* **What is being asked**: Write the material out again exactly as it stands.

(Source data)
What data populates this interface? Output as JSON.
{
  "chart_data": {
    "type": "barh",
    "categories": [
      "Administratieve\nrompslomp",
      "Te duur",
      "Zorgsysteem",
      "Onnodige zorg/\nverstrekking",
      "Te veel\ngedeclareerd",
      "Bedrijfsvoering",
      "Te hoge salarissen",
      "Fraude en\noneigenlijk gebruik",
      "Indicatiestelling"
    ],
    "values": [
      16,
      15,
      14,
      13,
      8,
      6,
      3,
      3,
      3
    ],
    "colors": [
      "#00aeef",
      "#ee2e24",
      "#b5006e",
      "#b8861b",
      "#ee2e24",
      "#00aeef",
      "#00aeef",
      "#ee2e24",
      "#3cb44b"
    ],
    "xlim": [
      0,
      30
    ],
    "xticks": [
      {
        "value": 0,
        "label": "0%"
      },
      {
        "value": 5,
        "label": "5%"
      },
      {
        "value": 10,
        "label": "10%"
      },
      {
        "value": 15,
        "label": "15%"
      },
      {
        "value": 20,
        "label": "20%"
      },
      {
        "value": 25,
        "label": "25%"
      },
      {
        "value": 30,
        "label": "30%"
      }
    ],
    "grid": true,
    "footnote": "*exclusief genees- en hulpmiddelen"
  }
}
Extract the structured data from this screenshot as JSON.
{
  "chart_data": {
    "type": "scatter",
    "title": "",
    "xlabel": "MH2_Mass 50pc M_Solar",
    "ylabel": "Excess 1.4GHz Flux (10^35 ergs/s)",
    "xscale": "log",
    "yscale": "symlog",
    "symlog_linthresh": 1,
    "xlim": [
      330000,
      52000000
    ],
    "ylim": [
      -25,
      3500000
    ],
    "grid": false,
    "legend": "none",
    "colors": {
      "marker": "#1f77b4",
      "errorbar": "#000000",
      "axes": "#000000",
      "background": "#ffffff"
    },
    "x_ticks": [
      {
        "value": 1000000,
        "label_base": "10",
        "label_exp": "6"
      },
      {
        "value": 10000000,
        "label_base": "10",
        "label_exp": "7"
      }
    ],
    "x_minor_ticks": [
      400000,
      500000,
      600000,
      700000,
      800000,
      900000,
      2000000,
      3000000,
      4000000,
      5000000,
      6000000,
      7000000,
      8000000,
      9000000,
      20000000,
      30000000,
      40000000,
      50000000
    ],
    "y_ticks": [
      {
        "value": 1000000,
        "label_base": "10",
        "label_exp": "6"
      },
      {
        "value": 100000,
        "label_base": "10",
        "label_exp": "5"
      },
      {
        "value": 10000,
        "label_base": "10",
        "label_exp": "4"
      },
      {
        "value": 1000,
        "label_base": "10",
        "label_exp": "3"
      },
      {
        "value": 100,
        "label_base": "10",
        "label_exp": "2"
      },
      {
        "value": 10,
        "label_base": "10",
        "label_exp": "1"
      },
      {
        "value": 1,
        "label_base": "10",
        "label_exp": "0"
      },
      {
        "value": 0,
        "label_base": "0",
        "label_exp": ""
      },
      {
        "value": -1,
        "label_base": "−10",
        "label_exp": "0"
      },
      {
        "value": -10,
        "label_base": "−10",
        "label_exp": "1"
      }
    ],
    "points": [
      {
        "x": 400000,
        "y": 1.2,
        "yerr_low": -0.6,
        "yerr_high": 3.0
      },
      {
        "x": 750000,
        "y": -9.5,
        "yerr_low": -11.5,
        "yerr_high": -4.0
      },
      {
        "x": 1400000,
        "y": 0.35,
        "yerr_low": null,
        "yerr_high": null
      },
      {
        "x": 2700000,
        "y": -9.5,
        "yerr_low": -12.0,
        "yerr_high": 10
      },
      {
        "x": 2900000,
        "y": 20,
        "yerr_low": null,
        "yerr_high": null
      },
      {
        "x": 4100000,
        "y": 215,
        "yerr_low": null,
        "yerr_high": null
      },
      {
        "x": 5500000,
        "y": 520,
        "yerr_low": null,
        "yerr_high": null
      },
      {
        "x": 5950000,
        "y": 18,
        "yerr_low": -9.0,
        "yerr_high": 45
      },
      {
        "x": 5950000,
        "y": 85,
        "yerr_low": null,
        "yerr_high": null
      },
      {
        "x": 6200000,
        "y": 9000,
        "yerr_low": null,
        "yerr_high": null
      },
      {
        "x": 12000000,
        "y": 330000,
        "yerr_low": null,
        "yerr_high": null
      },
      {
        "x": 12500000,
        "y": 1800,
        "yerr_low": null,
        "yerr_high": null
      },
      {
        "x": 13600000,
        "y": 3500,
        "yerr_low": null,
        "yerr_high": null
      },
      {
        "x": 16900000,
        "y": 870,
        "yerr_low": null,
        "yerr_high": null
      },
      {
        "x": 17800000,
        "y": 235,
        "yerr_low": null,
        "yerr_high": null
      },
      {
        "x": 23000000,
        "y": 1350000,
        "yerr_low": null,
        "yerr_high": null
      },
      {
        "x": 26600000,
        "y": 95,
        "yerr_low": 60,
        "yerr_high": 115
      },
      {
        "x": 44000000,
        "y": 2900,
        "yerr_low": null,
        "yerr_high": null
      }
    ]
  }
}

* **Solution for this problem**:
What data populates this interface? Output as JSON.
{
  "chart_data": {
    "type": "barh",
    "categories": [
      "Administratieve\nrompslomp",
      "Te duur",
      "Zorgsysteem",
      "Onnodige zorg/\nverstrekking",
      "Te veel\ngedeclareerd",
      "Bedrijfsvoering",
      "Te hoge salarissen",
      "Fraude en\noneigenlijk gebruik",
      "Indicatiestelling"
    ],
    "values": [
      16,
      15,
      14,
      13,
      8,
      6,
      3,
      3,
      3
    ],
    "colors": [
      "#00aeef",
      "#ee2e24",
      "#b5006e",
      "#b8861b",
      "#ee2e24",
      "#00aeef",
      "#00aeef",
      "#ee2e24",
      "#3cb44b"
    ],
    "xlim": [
      0,
      30
    ],
    "xticks": [
      {
        "value": 0,
        "label": "0%"
      },
      {
        "value": 5,
        "label": "5%"
      },
      {
        "value": 10,
        "label": "10%"
      },
      {
        "value": 15,
        "label": "15%"
      },
      {
        "value": 20,
        "label": "20%"
      },
      {
        "value": 25,
        "label": "25%"
      },
      {
        "value": 30,
        "label": "30%"
      }
    ],
    "grid": true,
    "footnote": "*exclusief genees- en hulpmiddelen"
  }
}
Extract the structured data from this screenshot as JSON.
{
  "chart_data": {
    "type": "scatter",
    "title": "",
    "xlabel": "MH2_Mass 50pc M_Solar",
    "ylabel": "Excess 1.4GHz Flux (10^35 ergs/s)",
    "xscale": "log",
    "yscale": "symlog",
    "symlog_linthresh": 1,
    "xlim": [
      330000,
      52000000
    ],
    "ylim": [
      -25,
      3500000
    ],
    "grid": false,
    "legend": "none",
    "colors": {
      "marker": "#1f77b4",
      "errorbar": "#000000",
      "axes": "#000000",
      "background": "#ffffff"
    },
    "x_ticks": [
      {
        "value": 1000000,
        "label_base": "10",
        "label_exp": "6"
      },
      {
        "value": 10000000,
        "label_base": "10",
        "label_exp": "7"
      }
    ],
    "x_minor_ticks": [
      400000,
      500000,
      600000,
      700000,
      800000,
      900000,
      2000000,
      3000000,
      4000000,
      5000000,
      6000000,
      7000000,
      8000000,
      9000000,
      20000000,
      30000000,
      40000000,
      50000000
    ],
    "y_ticks": [
      {
        "value": 1000000,
        "label_base": "10",
        "label_exp": "6"
      },
      {
        "value": 100000,
        "label_base": "10",
        "label_exp": "5"
      },
      {
        "value": 10000,
        "label_base": "10",
        "label_exp": "4"
      },
      {
        "value": 1000,
        "label_base": "10",
        "label_exp": "3"
      },
      {
        "value": 100,
        "label_base": "10",
        "label_exp": "2"
      },
      {
        "value": 10,
        "label_base": "10",
        "label_exp": "1"
      },
      {
        "value": 1,
        "label_base": "10",
        "label_exp": "0"
      },
      {
        "value": 0,
        "label_base": "0",
        "label_exp": ""
      },
      {
        "value": -1,
        "label_base": "−10",
        "label_exp": "0"
      },
      {
        "value": -10,
        "label_base": "−10",
        "label_exp": "1"
      }
    ],
    "points": [
      {
        "x": 400000,
        "y": 1.2,
        "yerr_low": -0.6,
        "yerr_high": 3.0
      },
      {
        "x": 750000,
        "y": -9.5,
        "yerr_low": -11.5,
        "yerr_high": -4.0
      },
      {
        "x": 1400000,
        "y": 0.35,
        "yerr_low": null,
        "yerr_high": null
      },
      {
        "x": 2700000,
        "y": -9.5,
        "yerr_low": -12.0,
        "yerr_high": 10
      },
      {
        "x": 2900000,
        "y": 20,
        "yerr_low": null,
        "yerr_high": null
      },
      {
        "x": 4100000,
        "y": 215,
        "yerr_low": null,
        "yerr_high": null
      },
      {
        "x": 5500000,
        "y": 520,
        "yerr_low": null,
        "yerr_high": null
      },
      {
        "x": 5950000,
        "y": 18,
        "yerr_low": -9.0,
        "yerr_high": 45
      },
      {
        "x": 5950000,
        "y": 85,
        "yerr_low": null,
        "yerr_high": null
      },
      {
        "x": 6200000,
        "y": 9000,
        "yerr_low": null,
        "yerr_high": null
      },
      {
        "x": 12000000,
        "y": 330000,
        "yerr_low": null,
        "yerr_high": null
      },
      {
        "x": 12500000,
        "y": 1800,
        "yerr_low": null,
        "yerr_high": null
      },
      {
        "x": 13600000,
        "y": 3500,
        "yerr_low": null,
        "yerr_high": null
      },
      {
        "x": 16900000,
        "y": 870,
        "yerr_low": null,
        "yerr_high": null
      },
      {
        "x": 17800000,
        "y": 235,
        "yerr_low": null,
        "yerr_high": null
      },
      {
        "x": 23000000,
        "y": 1350000,
        "yerr_low": null,
        "yerr_high": null
      },
      {
        "x": 26600000,
        "y": 95,
        "yerr_low": 60,
        "yerr_high": 115
      },
      {
        "x": 44000000,
        "y": 2900,
        "yerr_low": null,
        "yerr_high": null
      }
    ]
  }
}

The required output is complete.